DIRECTIVE |
Omit the pictures, then reproduce every remaining record exactly.

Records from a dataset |
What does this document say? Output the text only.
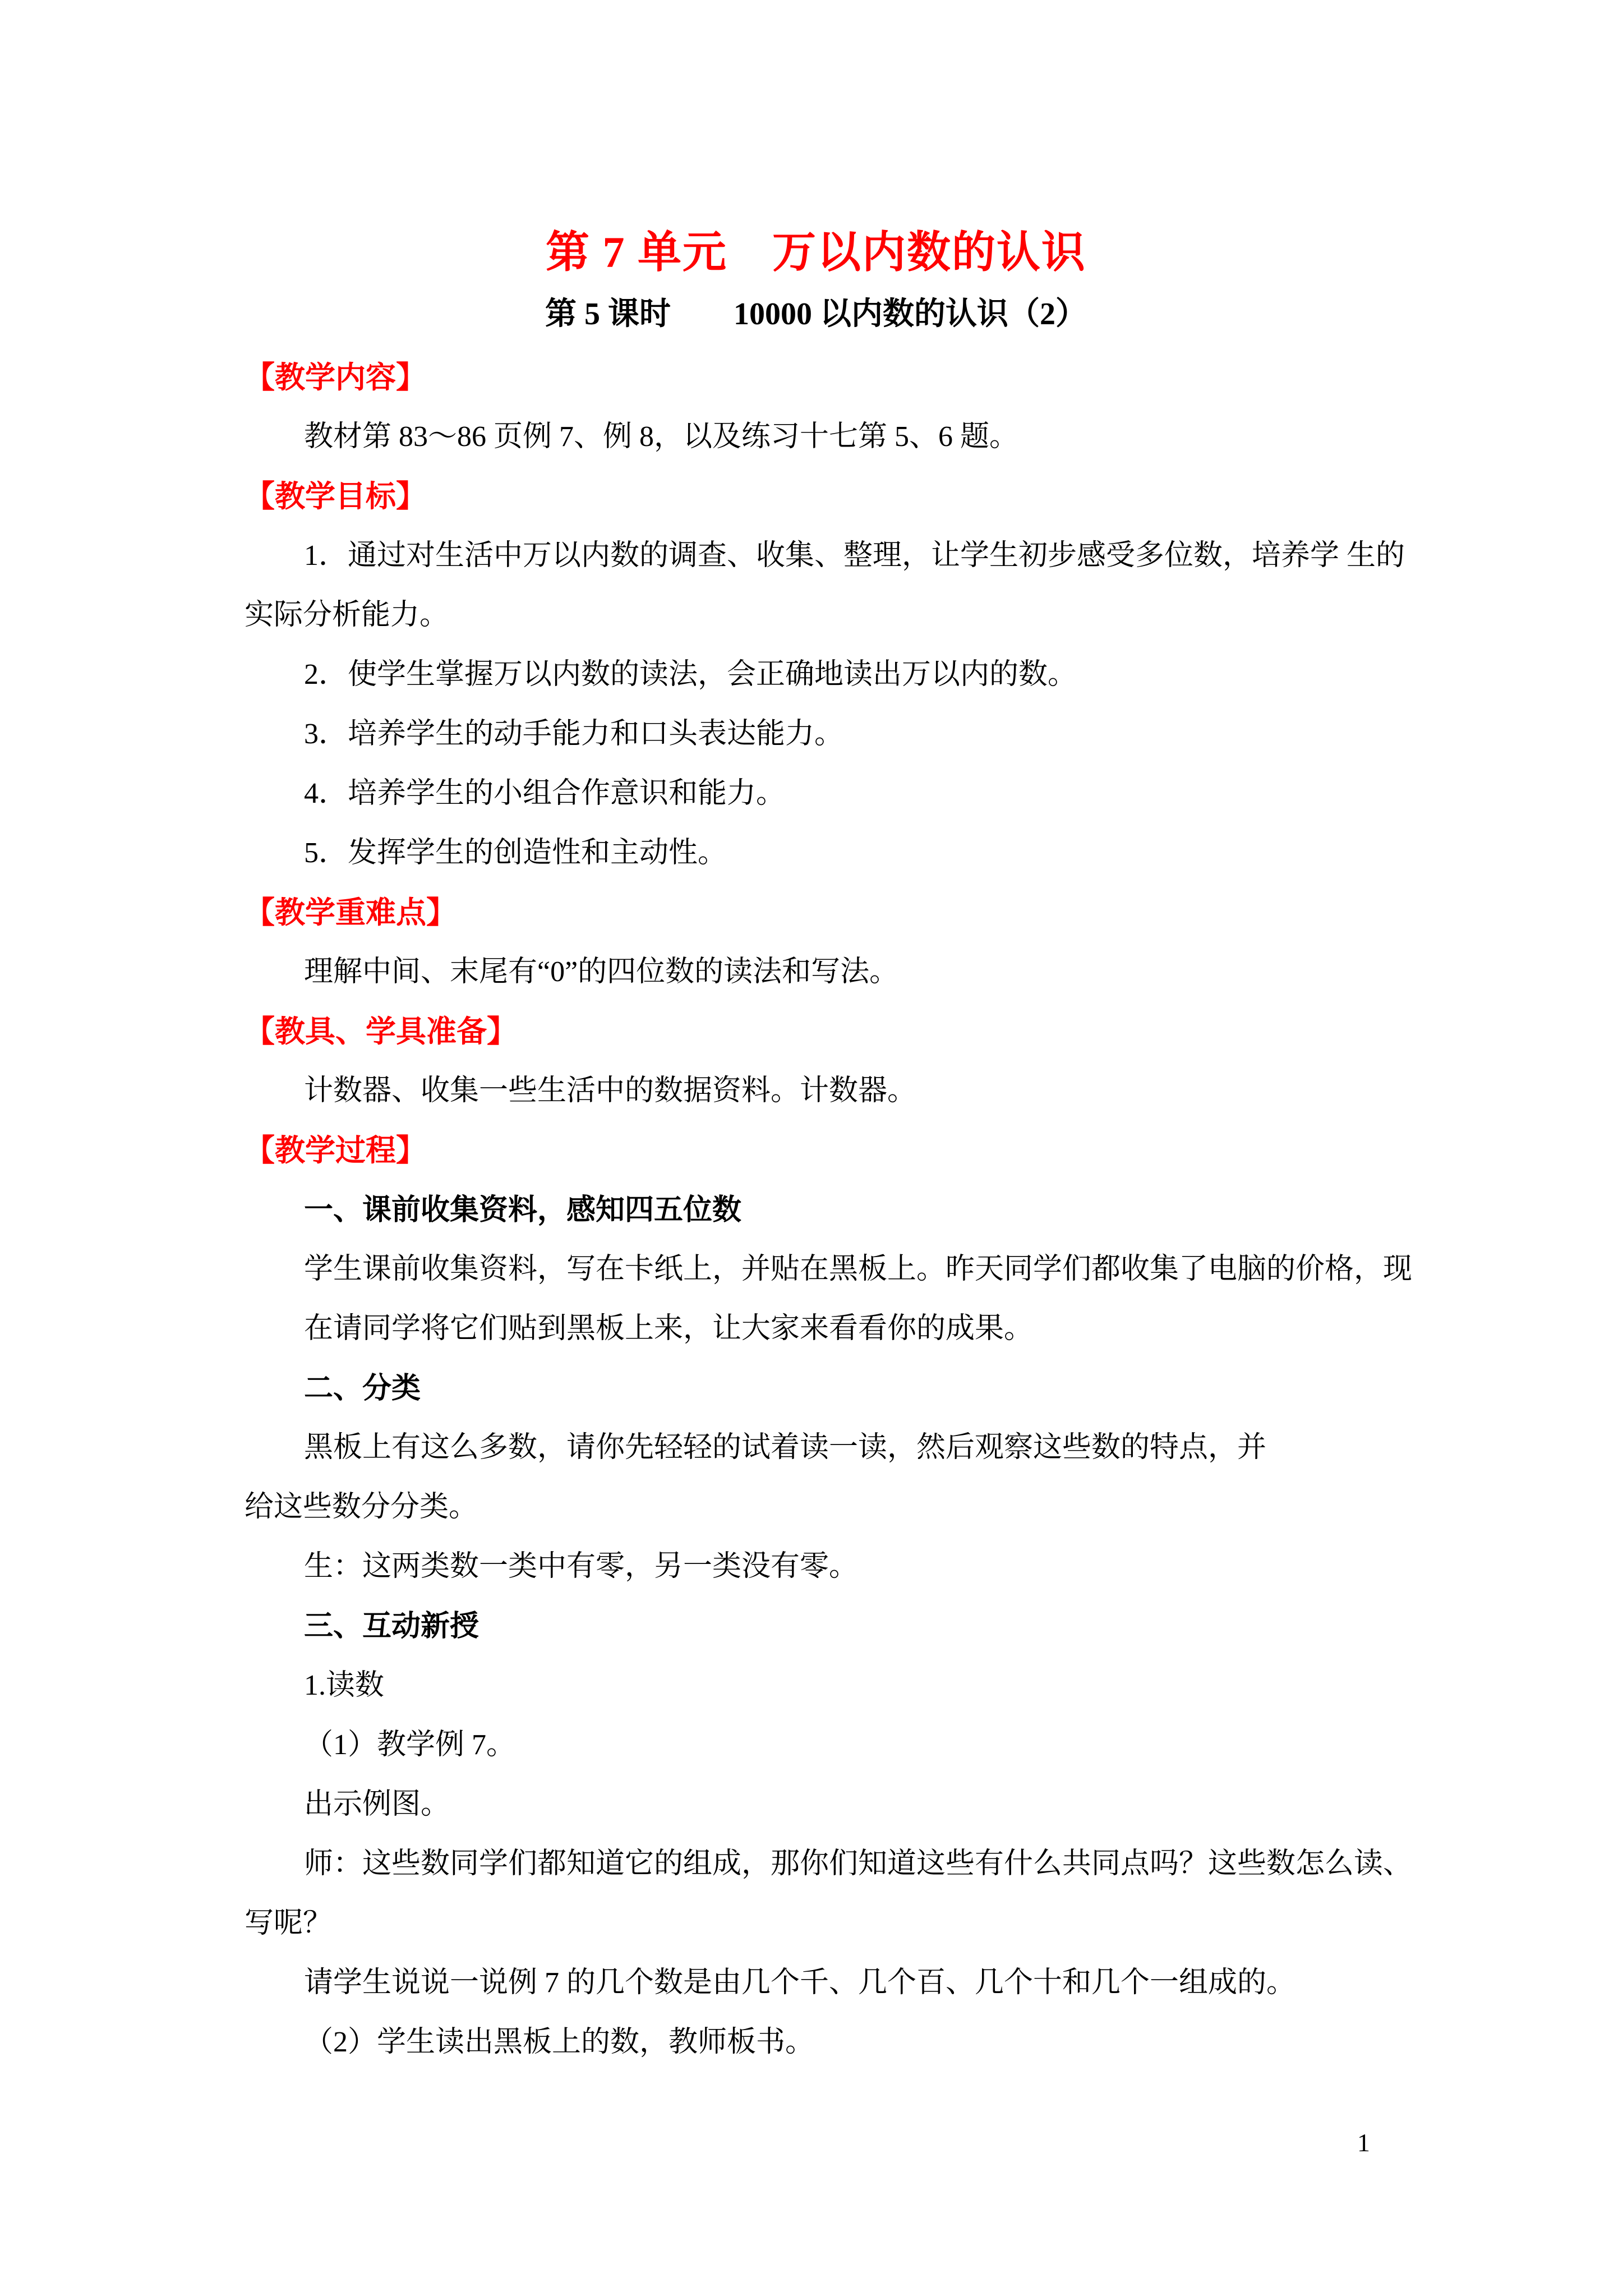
第 7 单元　万以内数的认识
第 5 课时　　10000 以内数的认识（2）
【教学内容】
教材第 83～86 页例 7、例 8，以及练习十七第 5、6 题。
【教学目标】
1．通过对生活中万以内数的调查、收集、整理，让学生初步感受多位数，培养学 生的
实际分析能力。
2．使学生掌握万以内数的读法，会正确地读出万以内的数。
3．培养学生的动手能力和口头表达能力。
4．培养学生的小组合作意识和能力。
5．发挥学生的创造性和主动性。
【教学重难点】
理解中间、末尾有“0”的四位数的读法和写法。
【教具、学具准备】
计数器、收集一些生活中的数据资料。计数器。
【教学过程】
一、课前收集资料，感知四五位数
学生课前收集资料，写在卡纸上，并贴在黑板上。昨天同学们都收集了电脑的价格，现
在请同学将它们贴到黑板上来，让大家来看看你的成果。
二、分类
黑板上有这么多数，请你先轻轻的试着读一读，然后观察这些数的特点，并
给这些数分分类。
生：这两类数一类中有零，另一类没有零。
三、互动新授
1.读数
（1）教学例 7。
出示例图。
师：这些数同学们都知道它的组成，那你们知道这些有什么共同点吗？这些数怎么读、
写呢？
请学生说说一说例 7 的几个数是由几个千、几个百、几个十和几个一组成的。
（2）学生读出黑板上的数，教师板书。
1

RESULT |
What does this document say? Output the text only.
第 7 单元　万以内数的认识
第 5 课时　　10000 以内数的认识（2）
【教学内容】
教材第 83～86 页例 7、例 8，以及练习十七第 5、6 题。
【教学目标】
1．通过对生活中万以内数的调查、收集、整理，让学生初步感受多位数，培养学 生的
实际分析能力。
2．使学生掌握万以内数的读法，会正确地读出万以内的数。
3．培养学生的动手能力和口头表达能力。
4．培养学生的小组合作意识和能力。
5．发挥学生的创造性和主动性。
【教学重难点】
理解中间、末尾有“0”的四位数的读法和写法。
【教具、学具准备】
计数器、收集一些生活中的数据资料。计数器。
【教学过程】
一、课前收集资料，感知四五位数
学生课前收集资料，写在卡纸上，并贴在黑板上。昨天同学们都收集了电脑的价格，现
在请同学将它们贴到黑板上来，让大家来看看你的成果。
二、分类
黑板上有这么多数，请你先轻轻的试着读一读，然后观察这些数的特点，并
给这些数分分类。
生：这两类数一类中有零，另一类没有零。
三、互动新授
1.读数
（1）教学例 7。
出示例图。
师：这些数同学们都知道它的组成，那你们知道这些有什么共同点吗？这些数怎么读、
写呢？
请学生说说一说例 7 的几个数是由几个千、几个百、几个十和几个一组成的。
（2）学生读出黑板上的数，教师板书。
1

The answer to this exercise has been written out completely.